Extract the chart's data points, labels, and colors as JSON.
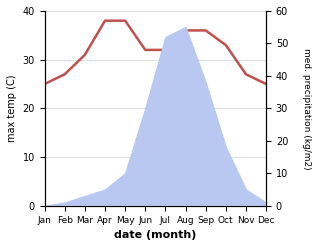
{
  "months": [
    "Jan",
    "Feb",
    "Mar",
    "Apr",
    "May",
    "Jun",
    "Jul",
    "Aug",
    "Sep",
    "Oct",
    "Nov",
    "Dec"
  ],
  "temp": [
    25,
    27,
    31,
    38,
    38,
    32,
    32,
    36,
    36,
    33,
    27,
    25
  ],
  "precip": [
    0,
    1,
    3,
    5,
    10,
    30,
    52,
    55,
    38,
    18,
    5,
    1
  ],
  "temp_color": "#c0504d",
  "fill_color": "#b8c8f0",
  "temp_ylim": [
    0,
    40
  ],
  "precip_ylim": [
    0,
    60
  ],
  "xlabel": "date (month)",
  "ylabel_left": "max temp (C)",
  "ylabel_right": "med. precipitation (kg/m2)",
  "bg_color": "#ffffff",
  "grid_color": "#d0d0d0"
}
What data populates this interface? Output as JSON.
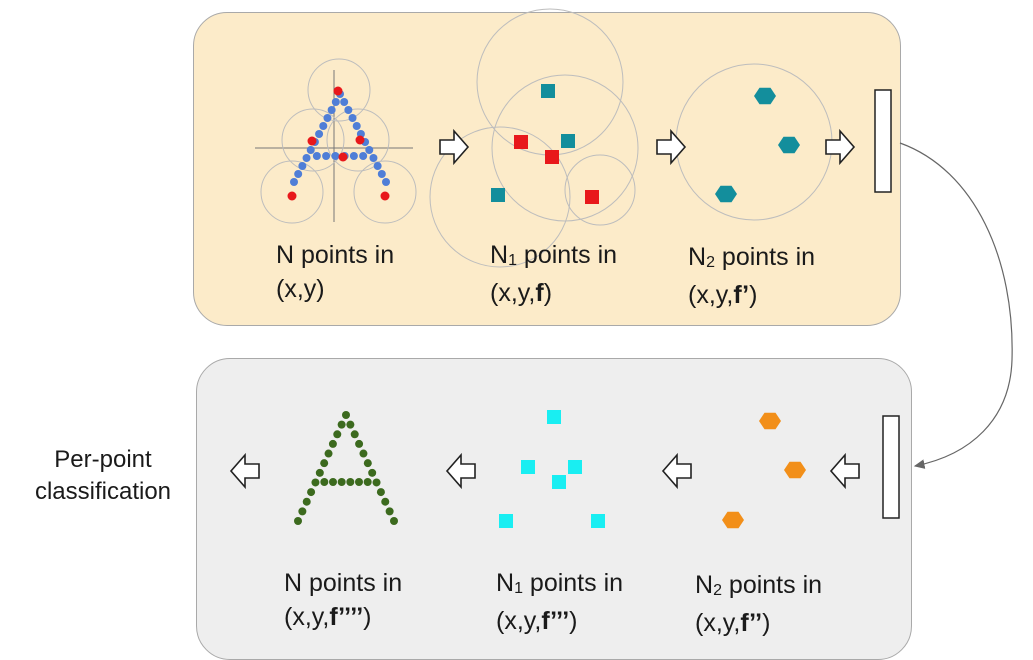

_SET EXERCISE_
Without including any picture, retype the entries exactly.

_FULL RESPONSE_
Extract the chart's data points, labels, and colors as JSON.
{
  "months": [
    "Jan",
    "Feb",
    "Mar",
    "Apr",
    "May",
    "Jun",
    "Jul",
    "Aug",
    "Sep",
    "Oct",
    "Nov",
    "Dec"
  ],
  "temp": [
    25,
    27,
    31,
    38,
    38,
    32,
    32,
    36,
    36,
    33,
    27,
    25
  ],
  "precip": [
    0,
    1,
    3,
    5,
    10,
    30,
    52,
    55,
    38,
    18,
    5,
    1
  ],
  "temp_color": "#c0504d",
  "fill_color": "#b8c8f0",
  "temp_ylim": [
    0,
    40
  ],
  "precip_ylim": [
    0,
    60
  ],
  "xlabel": "date (month)",
  "ylabel_left": "max temp (C)",
  "ylabel_right": "med. precipitation (kg/m2)",
  "bg_color": "#ffffff",
  "grid_color": "#d0d0d0"
}
What data populates this interface? Output as JSON.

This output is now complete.